start Data section
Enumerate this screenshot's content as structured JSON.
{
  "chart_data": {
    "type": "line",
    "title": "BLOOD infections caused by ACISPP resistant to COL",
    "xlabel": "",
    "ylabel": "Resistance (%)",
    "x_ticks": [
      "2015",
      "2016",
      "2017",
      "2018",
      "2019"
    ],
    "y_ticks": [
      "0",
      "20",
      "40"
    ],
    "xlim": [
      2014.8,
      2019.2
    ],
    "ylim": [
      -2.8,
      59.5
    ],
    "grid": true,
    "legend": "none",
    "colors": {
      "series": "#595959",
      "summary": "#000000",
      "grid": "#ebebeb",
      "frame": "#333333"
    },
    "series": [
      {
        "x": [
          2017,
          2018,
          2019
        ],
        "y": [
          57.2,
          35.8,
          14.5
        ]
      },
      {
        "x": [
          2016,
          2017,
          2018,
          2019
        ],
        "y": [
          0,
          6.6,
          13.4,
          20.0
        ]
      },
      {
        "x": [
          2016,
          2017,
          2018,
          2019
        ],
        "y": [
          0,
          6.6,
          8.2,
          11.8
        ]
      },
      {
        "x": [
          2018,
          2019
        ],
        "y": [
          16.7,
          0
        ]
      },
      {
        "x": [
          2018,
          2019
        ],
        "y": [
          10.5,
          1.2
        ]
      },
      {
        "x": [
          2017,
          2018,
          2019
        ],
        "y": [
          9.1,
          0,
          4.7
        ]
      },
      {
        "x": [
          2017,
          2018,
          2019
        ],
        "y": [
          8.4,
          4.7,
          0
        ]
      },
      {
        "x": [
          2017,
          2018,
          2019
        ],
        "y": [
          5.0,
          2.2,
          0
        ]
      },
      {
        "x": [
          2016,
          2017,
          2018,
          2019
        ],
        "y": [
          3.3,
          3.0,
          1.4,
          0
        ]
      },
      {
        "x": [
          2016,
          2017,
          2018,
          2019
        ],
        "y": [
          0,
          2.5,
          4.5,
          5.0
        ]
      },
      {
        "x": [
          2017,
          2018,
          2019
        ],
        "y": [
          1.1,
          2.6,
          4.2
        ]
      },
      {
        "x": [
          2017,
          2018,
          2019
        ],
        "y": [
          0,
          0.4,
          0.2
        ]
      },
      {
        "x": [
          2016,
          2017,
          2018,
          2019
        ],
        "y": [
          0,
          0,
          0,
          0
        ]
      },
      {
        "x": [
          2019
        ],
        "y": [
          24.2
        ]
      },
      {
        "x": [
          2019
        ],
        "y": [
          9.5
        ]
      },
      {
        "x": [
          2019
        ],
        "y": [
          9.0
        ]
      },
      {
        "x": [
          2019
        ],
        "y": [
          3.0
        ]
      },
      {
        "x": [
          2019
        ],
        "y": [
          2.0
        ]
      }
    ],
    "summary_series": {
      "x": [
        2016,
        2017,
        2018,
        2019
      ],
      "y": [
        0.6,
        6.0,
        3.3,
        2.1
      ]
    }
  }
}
end Data section
Extract all of the data above and output it character for character.

Enumerate this screenshot's content as structured JSON.
{
  "chart_data": {
    "type": "line",
    "title": "BLOOD infections caused by ACISPP resistant to COL",
    "xlabel": "",
    "ylabel": "Resistance (%)",
    "x_ticks": [
      "2015",
      "2016",
      "2017",
      "2018",
      "2019"
    ],
    "y_ticks": [
      "0",
      "20",
      "40"
    ],
    "xlim": [
      2014.8,
      2019.2
    ],
    "ylim": [
      -2.8,
      59.5
    ],
    "grid": true,
    "legend": "none",
    "colors": {
      "series": "#595959",
      "summary": "#000000",
      "grid": "#ebebeb",
      "frame": "#333333"
    },
    "series": [
      {
        "x": [
          2017,
          2018,
          2019
        ],
        "y": [
          57.2,
          35.8,
          14.5
        ]
      },
      {
        "x": [
          2016,
          2017,
          2018,
          2019
        ],
        "y": [
          0,
          6.6,
          13.4,
          20.0
        ]
      },
      {
        "x": [
          2016,
          2017,
          2018,
          2019
        ],
        "y": [
          0,
          6.6,
          8.2,
          11.8
        ]
      },
      {
        "x": [
          2018,
          2019
        ],
        "y": [
          16.7,
          0
        ]
      },
      {
        "x": [
          2018,
          2019
        ],
        "y": [
          10.5,
          1.2
        ]
      },
      {
        "x": [
          2017,
          2018,
          2019
        ],
        "y": [
          9.1,
          0,
          4.7
        ]
      },
      {
        "x": [
          2017,
          2018,
          2019
        ],
        "y": [
          8.4,
          4.7,
          0
        ]
      },
      {
        "x": [
          2017,
          2018,
          2019
        ],
        "y": [
          5.0,
          2.2,
          0
        ]
      },
      {
        "x": [
          2016,
          2017,
          2018,
          2019
        ],
        "y": [
          3.3,
          3.0,
          1.4,
          0
        ]
      },
      {
        "x": [
          2016,
          2017,
          2018,
          2019
        ],
        "y": [
          0,
          2.5,
          4.5,
          5.0
        ]
      },
      {
        "x": [
          2017,
          2018,
          2019
        ],
        "y": [
          1.1,
          2.6,
          4.2
        ]
      },
      {
        "x": [
          2017,
          2018,
          2019
        ],
        "y": [
          0,
          0.4,
          0.2
        ]
      },
      {
        "x": [
          2016,
          2017,
          2018,
          2019
        ],
        "y": [
          0,
          0,
          0,
          0
        ]
      },
      {
        "x": [
          2019
        ],
        "y": [
          24.2
        ]
      },
      {
        "x": [
          2019
        ],
        "y": [
          9.5
        ]
      },
      {
        "x": [
          2019
        ],
        "y": [
          9.0
        ]
      },
      {
        "x": [
          2019
        ],
        "y": [
          3.0
        ]
      },
      {
        "x": [
          2019
        ],
        "y": [
          2.0
        ]
      }
    ],
    "summary_series": {
      "x": [
        2016,
        2017,
        2018,
        2019
      ],
      "y": [
        0.6,
        6.0,
        3.3,
        2.1
      ]
    }
  }
}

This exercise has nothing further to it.